§ Task to complete
Below are the records; pull every line that includes "Workers".

§ Stored data
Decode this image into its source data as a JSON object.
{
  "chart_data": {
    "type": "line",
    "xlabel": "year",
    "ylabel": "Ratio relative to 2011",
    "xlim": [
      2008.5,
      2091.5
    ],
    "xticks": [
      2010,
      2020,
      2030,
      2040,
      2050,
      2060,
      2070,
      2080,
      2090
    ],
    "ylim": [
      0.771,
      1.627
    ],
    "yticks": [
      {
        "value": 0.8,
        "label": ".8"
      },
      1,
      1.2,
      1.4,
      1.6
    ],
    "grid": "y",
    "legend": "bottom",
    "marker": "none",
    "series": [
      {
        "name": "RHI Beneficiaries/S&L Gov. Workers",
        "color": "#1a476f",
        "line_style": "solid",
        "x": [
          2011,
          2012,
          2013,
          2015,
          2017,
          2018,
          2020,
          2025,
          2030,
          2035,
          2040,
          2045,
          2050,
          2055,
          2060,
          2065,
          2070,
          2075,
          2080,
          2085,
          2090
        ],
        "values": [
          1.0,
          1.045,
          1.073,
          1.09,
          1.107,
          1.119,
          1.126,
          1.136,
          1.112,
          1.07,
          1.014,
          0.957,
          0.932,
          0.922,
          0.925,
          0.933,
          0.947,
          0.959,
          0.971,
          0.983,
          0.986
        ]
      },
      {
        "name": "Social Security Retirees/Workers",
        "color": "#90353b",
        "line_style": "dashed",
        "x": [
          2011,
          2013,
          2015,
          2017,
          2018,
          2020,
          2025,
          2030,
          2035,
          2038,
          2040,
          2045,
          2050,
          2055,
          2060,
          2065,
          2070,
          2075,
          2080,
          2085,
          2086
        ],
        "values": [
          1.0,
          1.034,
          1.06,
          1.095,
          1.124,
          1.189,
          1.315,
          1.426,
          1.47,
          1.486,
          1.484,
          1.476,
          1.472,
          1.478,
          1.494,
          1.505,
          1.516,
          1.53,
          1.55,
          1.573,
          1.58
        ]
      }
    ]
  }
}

§ Task output
        "name": "RHI Beneficiaries/S&L Gov. Workers",
        "name": "Social Security Retirees/Workers",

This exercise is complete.